Figure record extracts:

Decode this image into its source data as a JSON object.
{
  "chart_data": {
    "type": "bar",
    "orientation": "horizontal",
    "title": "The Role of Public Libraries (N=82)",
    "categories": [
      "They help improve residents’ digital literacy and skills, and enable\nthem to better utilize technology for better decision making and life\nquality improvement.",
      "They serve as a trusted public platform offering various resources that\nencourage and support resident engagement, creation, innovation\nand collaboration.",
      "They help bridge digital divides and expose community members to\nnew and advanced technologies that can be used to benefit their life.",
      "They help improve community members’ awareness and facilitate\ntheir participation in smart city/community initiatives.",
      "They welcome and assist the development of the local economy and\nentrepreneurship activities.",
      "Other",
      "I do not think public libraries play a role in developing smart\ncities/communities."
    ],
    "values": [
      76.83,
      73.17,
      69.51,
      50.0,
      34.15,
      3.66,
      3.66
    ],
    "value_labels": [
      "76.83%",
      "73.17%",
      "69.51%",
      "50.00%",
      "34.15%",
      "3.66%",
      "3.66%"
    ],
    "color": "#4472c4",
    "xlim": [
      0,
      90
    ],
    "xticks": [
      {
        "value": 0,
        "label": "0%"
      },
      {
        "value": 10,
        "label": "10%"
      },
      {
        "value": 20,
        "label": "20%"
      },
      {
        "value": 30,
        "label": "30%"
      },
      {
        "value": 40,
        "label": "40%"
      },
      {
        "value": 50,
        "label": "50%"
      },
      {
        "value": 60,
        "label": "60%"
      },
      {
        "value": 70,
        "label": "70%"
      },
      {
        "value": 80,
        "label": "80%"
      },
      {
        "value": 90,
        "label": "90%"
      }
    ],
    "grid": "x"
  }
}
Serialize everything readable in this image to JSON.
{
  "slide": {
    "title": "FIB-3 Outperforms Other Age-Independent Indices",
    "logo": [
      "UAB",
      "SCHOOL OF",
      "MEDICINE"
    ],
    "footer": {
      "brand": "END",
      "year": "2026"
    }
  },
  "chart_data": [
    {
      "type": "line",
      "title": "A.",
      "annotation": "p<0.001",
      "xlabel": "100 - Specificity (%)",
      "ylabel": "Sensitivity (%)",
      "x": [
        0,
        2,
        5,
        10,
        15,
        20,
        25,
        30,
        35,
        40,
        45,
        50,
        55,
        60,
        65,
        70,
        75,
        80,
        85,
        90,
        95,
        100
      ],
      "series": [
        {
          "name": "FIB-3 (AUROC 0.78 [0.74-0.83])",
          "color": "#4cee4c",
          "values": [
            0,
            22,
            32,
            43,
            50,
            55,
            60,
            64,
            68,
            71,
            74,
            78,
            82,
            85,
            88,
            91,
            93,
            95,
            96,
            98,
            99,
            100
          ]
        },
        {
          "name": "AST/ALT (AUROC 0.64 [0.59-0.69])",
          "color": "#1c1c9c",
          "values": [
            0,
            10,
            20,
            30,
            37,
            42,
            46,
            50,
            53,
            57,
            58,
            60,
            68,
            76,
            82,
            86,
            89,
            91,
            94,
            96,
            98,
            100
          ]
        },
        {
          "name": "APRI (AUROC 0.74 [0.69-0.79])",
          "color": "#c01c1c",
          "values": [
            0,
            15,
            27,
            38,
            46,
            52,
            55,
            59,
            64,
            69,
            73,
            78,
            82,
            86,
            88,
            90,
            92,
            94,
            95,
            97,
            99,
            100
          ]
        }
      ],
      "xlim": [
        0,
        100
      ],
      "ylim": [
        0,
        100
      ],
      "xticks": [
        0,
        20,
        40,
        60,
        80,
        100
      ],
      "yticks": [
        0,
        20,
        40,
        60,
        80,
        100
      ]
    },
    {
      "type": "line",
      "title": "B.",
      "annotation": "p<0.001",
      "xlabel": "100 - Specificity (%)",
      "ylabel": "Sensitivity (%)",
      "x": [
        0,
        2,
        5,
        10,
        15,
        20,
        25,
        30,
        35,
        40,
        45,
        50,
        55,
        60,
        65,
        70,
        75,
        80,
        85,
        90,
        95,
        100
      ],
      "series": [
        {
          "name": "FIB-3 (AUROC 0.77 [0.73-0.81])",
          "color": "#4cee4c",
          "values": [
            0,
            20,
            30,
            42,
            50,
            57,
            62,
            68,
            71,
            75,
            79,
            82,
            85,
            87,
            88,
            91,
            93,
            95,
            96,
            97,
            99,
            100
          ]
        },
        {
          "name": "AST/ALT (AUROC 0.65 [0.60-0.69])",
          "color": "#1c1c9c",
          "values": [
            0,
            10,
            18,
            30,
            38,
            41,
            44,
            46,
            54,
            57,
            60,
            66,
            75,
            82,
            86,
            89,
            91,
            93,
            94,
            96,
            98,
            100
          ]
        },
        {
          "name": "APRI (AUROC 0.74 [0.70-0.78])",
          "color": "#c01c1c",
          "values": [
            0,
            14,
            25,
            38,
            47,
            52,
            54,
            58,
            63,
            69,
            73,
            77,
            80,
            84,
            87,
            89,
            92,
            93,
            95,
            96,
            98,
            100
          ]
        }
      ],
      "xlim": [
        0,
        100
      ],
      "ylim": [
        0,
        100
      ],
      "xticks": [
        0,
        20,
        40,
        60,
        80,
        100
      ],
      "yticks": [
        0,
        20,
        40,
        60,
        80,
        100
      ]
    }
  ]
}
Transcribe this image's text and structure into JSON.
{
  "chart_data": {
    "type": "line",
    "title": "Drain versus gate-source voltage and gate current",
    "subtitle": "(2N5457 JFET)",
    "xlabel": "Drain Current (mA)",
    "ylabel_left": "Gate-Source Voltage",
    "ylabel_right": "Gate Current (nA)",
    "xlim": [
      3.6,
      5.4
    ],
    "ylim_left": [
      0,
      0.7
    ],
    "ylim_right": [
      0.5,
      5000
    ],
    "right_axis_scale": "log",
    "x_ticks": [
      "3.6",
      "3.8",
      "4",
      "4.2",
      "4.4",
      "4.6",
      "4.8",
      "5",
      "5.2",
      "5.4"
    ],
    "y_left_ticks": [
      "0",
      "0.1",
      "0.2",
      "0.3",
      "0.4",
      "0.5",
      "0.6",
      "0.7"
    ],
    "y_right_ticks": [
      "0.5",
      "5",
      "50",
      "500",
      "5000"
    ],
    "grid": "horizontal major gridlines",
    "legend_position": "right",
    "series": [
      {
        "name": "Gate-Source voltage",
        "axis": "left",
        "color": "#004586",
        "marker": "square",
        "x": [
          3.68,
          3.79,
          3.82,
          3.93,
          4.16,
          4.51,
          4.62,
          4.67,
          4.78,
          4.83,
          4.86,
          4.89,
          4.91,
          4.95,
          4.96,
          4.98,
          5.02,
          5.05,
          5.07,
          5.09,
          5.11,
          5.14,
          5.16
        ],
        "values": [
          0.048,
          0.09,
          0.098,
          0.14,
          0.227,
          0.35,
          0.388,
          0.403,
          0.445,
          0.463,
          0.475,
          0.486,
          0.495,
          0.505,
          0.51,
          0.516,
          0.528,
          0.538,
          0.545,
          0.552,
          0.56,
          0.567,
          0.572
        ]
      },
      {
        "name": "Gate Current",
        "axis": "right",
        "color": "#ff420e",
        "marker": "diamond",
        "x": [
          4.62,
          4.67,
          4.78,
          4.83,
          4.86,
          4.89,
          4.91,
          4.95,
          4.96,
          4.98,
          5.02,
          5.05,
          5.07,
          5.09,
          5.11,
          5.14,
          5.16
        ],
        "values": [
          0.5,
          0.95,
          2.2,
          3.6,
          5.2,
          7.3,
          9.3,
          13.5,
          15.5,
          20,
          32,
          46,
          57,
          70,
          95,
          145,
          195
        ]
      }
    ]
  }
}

### WHAT THE TASK REQUIRES
Make an exact copy of the data above.

### WRITTEN RESPONSE
Decode this image into its source data as a JSON object.
{
  "chart_data": {
    "type": "bar",
    "orientation": "horizontal",
    "title": "The Role of Public Libraries (N=82)",
    "categories": [
      "They help improve residents’ digital literacy and skills, and enable\nthem to better utilize technology for better decision making and life\nquality improvement.",
      "They serve as a trusted public platform offering various resources that\nencourage and support resident engagement, creation, innovation\nand collaboration.",
      "They help bridge digital divides and expose community members to\nnew and advanced technologies that can be used to benefit their life.",
      "They help improve community members’ awareness and facilitate\ntheir participation in smart city/community initiatives.",
      "They welcome and assist the development of the local economy and\nentrepreneurship activities.",
      "Other",
      "I do not think public libraries play a role in developing smart\ncities/communities."
    ],
    "values": [
      76.83,
      73.17,
      69.51,
      50.0,
      34.15,
      3.66,
      3.66
    ],
    "value_labels": [
      "76.83%",
      "73.17%",
      "69.51%",
      "50.00%",
      "34.15%",
      "3.66%",
      "3.66%"
    ],
    "color": "#4472c4",
    "xlim": [
      0,
      90
    ],
    "xticks": [
      {
        "value": 0,
        "label": "0%"
      },
      {
        "value": 10,
        "label": "10%"
      },
      {
        "value": 20,
        "label": "20%"
      },
      {
        "value": 30,
        "label": "30%"
      },
      {
        "value": 40,
        "label": "40%"
      },
      {
        "value": 50,
        "label": "50%"
      },
      {
        "value": 60,
        "label": "60%"
      },
      {
        "value": 70,
        "label": "70%"
      },
      {
        "value": 80,
        "label": "80%"
      },
      {
        "value": 90,
        "label": "90%"
      }
    ],
    "grid": "x"
  }
}
Serialize everything readable in this image to JSON.
{
  "slide": {
    "title": "FIB-3 Outperforms Other Age-Independent Indices",
    "logo": [
      "UAB",
      "SCHOOL OF",
      "MEDICINE"
    ],
    "footer": {
      "brand": "END",
      "year": "2026"
    }
  },
  "chart_data": [
    {
      "type": "line",
      "title": "A.",
      "annotation": "p<0.001",
      "xlabel": "100 - Specificity (%)",
      "ylabel": "Sensitivity (%)",
      "x": [
        0,
        2,
        5,
        10,
        15,
        20,
        25,
        30,
        35,
        40,
        45,
        50,
        55,
        60,
        65,
        70,
        75,
        80,
        85,
        90,
        95,
        100
      ],
      "series": [
        {
          "name": "FIB-3 (AUROC 0.78 [0.74-0.83])",
          "color": "#4cee4c",
          "values": [
            0,
            22,
            32,
            43,
            50,
            55,
            60,
            64,
            68,
            71,
            74,
            78,
            82,
            85,
            88,
            91,
            93,
            95,
            96,
            98,
            99,
            100
          ]
        },
        {
          "name": "AST/ALT (AUROC 0.64 [0.59-0.69])",
          "color": "#1c1c9c",
          "values": [
            0,
            10,
            20,
            30,
            37,
            42,
            46,
            50,
            53,
            57,
            58,
            60,
            68,
            76,
            82,
            86,
            89,
            91,
            94,
            96,
            98,
            100
          ]
        },
        {
          "name": "APRI (AUROC 0.74 [0.69-0.79])",
          "color": "#c01c1c",
          "values": [
            0,
            15,
            27,
            38,
            46,
            52,
            55,
            59,
            64,
            69,
            73,
            78,
            82,
            86,
            88,
            90,
            92,
            94,
            95,
            97,
            99,
            100
          ]
        }
      ],
      "xlim": [
        0,
        100
      ],
      "ylim": [
        0,
        100
      ],
      "xticks": [
        0,
        20,
        40,
        60,
        80,
        100
      ],
      "yticks": [
        0,
        20,
        40,
        60,
        80,
        100
      ]
    },
    {
      "type": "line",
      "title": "B.",
      "annotation": "p<0.001",
      "xlabel": "100 - Specificity (%)",
      "ylabel": "Sensitivity (%)",
      "x": [
        0,
        2,
        5,
        10,
        15,
        20,
        25,
        30,
        35,
        40,
        45,
        50,
        55,
        60,
        65,
        70,
        75,
        80,
        85,
        90,
        95,
        100
      ],
      "series": [
        {
          "name": "FIB-3 (AUROC 0.77 [0.73-0.81])",
          "color": "#4cee4c",
          "values": [
            0,
            20,
            30,
            42,
            50,
            57,
            62,
            68,
            71,
            75,
            79,
            82,
            85,
            87,
            88,
            91,
            93,
            95,
            96,
            97,
            99,
            100
          ]
        },
        {
          "name": "AST/ALT (AUROC 0.65 [0.60-0.69])",
          "color": "#1c1c9c",
          "values": [
            0,
            10,
            18,
            30,
            38,
            41,
            44,
            46,
            54,
            57,
            60,
            66,
            75,
            82,
            86,
            89,
            91,
            93,
            94,
            96,
            98,
            100
          ]
        },
        {
          "name": "APRI (AUROC 0.74 [0.70-0.78])",
          "color": "#c01c1c",
          "values": [
            0,
            14,
            25,
            38,
            47,
            52,
            54,
            58,
            63,
            69,
            73,
            77,
            80,
            84,
            87,
            89,
            92,
            93,
            95,
            96,
            98,
            100
          ]
        }
      ],
      "xlim": [
        0,
        100
      ],
      "ylim": [
        0,
        100
      ],
      "xticks": [
        0,
        20,
        40,
        60,
        80,
        100
      ],
      "yticks": [
        0,
        20,
        40,
        60,
        80,
        100
      ]
    }
  ]
}
Transcribe this image's text and structure into JSON.
{
  "chart_data": {
    "type": "line",
    "title": "Drain versus gate-source voltage and gate current",
    "subtitle": "(2N5457 JFET)",
    "xlabel": "Drain Current (mA)",
    "ylabel_left": "Gate-Source Voltage",
    "ylabel_right": "Gate Current (nA)",
    "xlim": [
      3.6,
      5.4
    ],
    "ylim_left": [
      0,
      0.7
    ],
    "ylim_right": [
      0.5,
      5000
    ],
    "right_axis_scale": "log",
    "x_ticks": [
      "3.6",
      "3.8",
      "4",
      "4.2",
      "4.4",
      "4.6",
      "4.8",
      "5",
      "5.2",
      "5.4"
    ],
    "y_left_ticks": [
      "0",
      "0.1",
      "0.2",
      "0.3",
      "0.4",
      "0.5",
      "0.6",
      "0.7"
    ],
    "y_right_ticks": [
      "0.5",
      "5",
      "50",
      "500",
      "5000"
    ],
    "grid": "horizontal major gridlines",
    "legend_position": "right",
    "series": [
      {
        "name": "Gate-Source voltage",
        "axis": "left",
        "color": "#004586",
        "marker": "square",
        "x": [
          3.68,
          3.79,
          3.82,
          3.93,
          4.16,
          4.51,
          4.62,
          4.67,
          4.78,
          4.83,
          4.86,
          4.89,
          4.91,
          4.95,
          4.96,
          4.98,
          5.02,
          5.05,
          5.07,
          5.09,
          5.11,
          5.14,
          5.16
        ],
        "values": [
          0.048,
          0.09,
          0.098,
          0.14,
          0.227,
          0.35,
          0.388,
          0.403,
          0.445,
          0.463,
          0.475,
          0.486,
          0.495,
          0.505,
          0.51,
          0.516,
          0.528,
          0.538,
          0.545,
          0.552,
          0.56,
          0.567,
          0.572
        ]
      },
      {
        "name": "Gate Current",
        "axis": "right",
        "color": "#ff420e",
        "marker": "diamond",
        "x": [
          4.62,
          4.67,
          4.78,
          4.83,
          4.86,
          4.89,
          4.91,
          4.95,
          4.96,
          4.98,
          5.02,
          5.05,
          5.07,
          5.09,
          5.11,
          5.14,
          5.16
        ],
        "values": [
          0.5,
          0.95,
          2.2,
          3.6,
          5.2,
          7.3,
          9.3,
          13.5,
          15.5,
          20,
          32,
          46,
          57,
          70,
          95,
          145,
          195
        ]
      }
    ]
  }
}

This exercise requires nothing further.